- _Data entries for graphics_
++++++

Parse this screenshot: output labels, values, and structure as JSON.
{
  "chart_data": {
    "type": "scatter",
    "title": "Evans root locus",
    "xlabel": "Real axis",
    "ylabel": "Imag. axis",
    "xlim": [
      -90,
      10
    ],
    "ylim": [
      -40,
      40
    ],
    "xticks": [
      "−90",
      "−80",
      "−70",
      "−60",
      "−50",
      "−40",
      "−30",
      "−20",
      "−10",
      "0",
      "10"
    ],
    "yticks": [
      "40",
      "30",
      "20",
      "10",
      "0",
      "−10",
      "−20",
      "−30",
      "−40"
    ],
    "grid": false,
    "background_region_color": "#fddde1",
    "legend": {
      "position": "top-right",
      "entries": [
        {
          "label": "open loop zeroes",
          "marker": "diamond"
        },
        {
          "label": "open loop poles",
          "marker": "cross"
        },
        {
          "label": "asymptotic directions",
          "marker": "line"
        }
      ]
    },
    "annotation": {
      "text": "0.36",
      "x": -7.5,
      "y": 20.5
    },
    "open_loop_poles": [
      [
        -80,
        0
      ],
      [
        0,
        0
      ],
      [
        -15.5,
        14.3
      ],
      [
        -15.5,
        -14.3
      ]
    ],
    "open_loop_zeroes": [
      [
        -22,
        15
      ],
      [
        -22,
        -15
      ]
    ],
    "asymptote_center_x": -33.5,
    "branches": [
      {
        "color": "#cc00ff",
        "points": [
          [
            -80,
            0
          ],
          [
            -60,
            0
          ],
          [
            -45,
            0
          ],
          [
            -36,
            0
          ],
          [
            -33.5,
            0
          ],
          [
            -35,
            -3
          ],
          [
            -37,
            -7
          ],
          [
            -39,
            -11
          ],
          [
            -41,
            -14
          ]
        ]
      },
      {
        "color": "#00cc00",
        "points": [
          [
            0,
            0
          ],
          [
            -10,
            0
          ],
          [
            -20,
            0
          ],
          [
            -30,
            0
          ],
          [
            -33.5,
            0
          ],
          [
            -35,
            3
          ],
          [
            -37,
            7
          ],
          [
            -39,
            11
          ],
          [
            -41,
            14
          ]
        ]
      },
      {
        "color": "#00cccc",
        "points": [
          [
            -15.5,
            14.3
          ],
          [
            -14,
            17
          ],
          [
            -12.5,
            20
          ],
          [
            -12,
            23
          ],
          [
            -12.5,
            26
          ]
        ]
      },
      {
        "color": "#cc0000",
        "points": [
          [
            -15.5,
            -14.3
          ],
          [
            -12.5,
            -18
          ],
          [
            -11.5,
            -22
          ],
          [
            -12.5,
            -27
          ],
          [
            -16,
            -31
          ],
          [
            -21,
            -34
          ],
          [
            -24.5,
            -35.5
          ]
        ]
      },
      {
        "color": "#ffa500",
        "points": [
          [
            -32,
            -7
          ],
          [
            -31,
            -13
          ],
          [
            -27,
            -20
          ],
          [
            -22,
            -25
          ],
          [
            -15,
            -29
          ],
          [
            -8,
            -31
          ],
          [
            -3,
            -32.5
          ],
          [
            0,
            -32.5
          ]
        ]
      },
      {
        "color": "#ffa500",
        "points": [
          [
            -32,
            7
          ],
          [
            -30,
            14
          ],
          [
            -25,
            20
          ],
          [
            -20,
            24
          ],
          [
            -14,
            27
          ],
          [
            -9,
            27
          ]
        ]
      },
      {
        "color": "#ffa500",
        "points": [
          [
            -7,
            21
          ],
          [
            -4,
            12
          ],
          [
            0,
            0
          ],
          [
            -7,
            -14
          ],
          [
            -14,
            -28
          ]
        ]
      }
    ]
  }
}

++++++

- _Stated task_
Output the full listing without altering anything.

- _Written answer_
Parse this screenshot: output labels, values, and structure as JSON.
{
  "chart_data": {
    "type": "scatter",
    "title": "Evans root locus",
    "xlabel": "Real axis",
    "ylabel": "Imag. axis",
    "xlim": [
      -90,
      10
    ],
    "ylim": [
      -40,
      40
    ],
    "xticks": [
      "−90",
      "−80",
      "−70",
      "−60",
      "−50",
      "−40",
      "−30",
      "−20",
      "−10",
      "0",
      "10"
    ],
    "yticks": [
      "40",
      "30",
      "20",
      "10",
      "0",
      "−10",
      "−20",
      "−30",
      "−40"
    ],
    "grid": false,
    "background_region_color": "#fddde1",
    "legend": {
      "position": "top-right",
      "entries": [
        {
          "label": "open loop zeroes",
          "marker": "diamond"
        },
        {
          "label": "open loop poles",
          "marker": "cross"
        },
        {
          "label": "asymptotic directions",
          "marker": "line"
        }
      ]
    },
    "annotation": {
      "text": "0.36",
      "x": -7.5,
      "y": 20.5
    },
    "open_loop_poles": [
      [
        -80,
        0
      ],
      [
        0,
        0
      ],
      [
        -15.5,
        14.3
      ],
      [
        -15.5,
        -14.3
      ]
    ],
    "open_loop_zeroes": [
      [
        -22,
        15
      ],
      [
        -22,
        -15
      ]
    ],
    "asymptote_center_x": -33.5,
    "branches": [
      {
        "color": "#cc00ff",
        "points": [
          [
            -80,
            0
          ],
          [
            -60,
            0
          ],
          [
            -45,
            0
          ],
          [
            -36,
            0
          ],
          [
            -33.5,
            0
          ],
          [
            -35,
            -3
          ],
          [
            -37,
            -7
          ],
          [
            -39,
            -11
          ],
          [
            -41,
            -14
          ]
        ]
      },
      {
        "color": "#00cc00",
        "points": [
          [
            0,
            0
          ],
          [
            -10,
            0
          ],
          [
            -20,
            0
          ],
          [
            -30,
            0
          ],
          [
            -33.5,
            0
          ],
          [
            -35,
            3
          ],
          [
            -37,
            7
          ],
          [
            -39,
            11
          ],
          [
            -41,
            14
          ]
        ]
      },
      {
        "color": "#00cccc",
        "points": [
          [
            -15.5,
            14.3
          ],
          [
            -14,
            17
          ],
          [
            -12.5,
            20
          ],
          [
            -12,
            23
          ],
          [
            -12.5,
            26
          ]
        ]
      },
      {
        "color": "#cc0000",
        "points": [
          [
            -15.5,
            -14.3
          ],
          [
            -12.5,
            -18
          ],
          [
            -11.5,
            -22
          ],
          [
            -12.5,
            -27
          ],
          [
            -16,
            -31
          ],
          [
            -21,
            -34
          ],
          [
            -24.5,
            -35.5
          ]
        ]
      },
      {
        "color": "#ffa500",
        "points": [
          [
            -32,
            -7
          ],
          [
            -31,
            -13
          ],
          [
            -27,
            -20
          ],
          [
            -22,
            -25
          ],
          [
            -15,
            -29
          ],
          [
            -8,
            -31
          ],
          [
            -3,
            -32.5
          ],
          [
            0,
            -32.5
          ]
        ]
      },
      {
        "color": "#ffa500",
        "points": [
          [
            -32,
            7
          ],
          [
            -30,
            14
          ],
          [
            -25,
            20
          ],
          [
            -20,
            24
          ],
          [
            -14,
            27
          ],
          [
            -9,
            27
          ]
        ]
      },
      {
        "color": "#ffa500",
        "points": [
          [
            -7,
            21
          ],
          [
            -4,
            12
          ],
          [
            0,
            0
          ],
          [
            -7,
            -14
          ],
          [
            -14,
            -28
          ]
        ]
      }
    ]
  }
}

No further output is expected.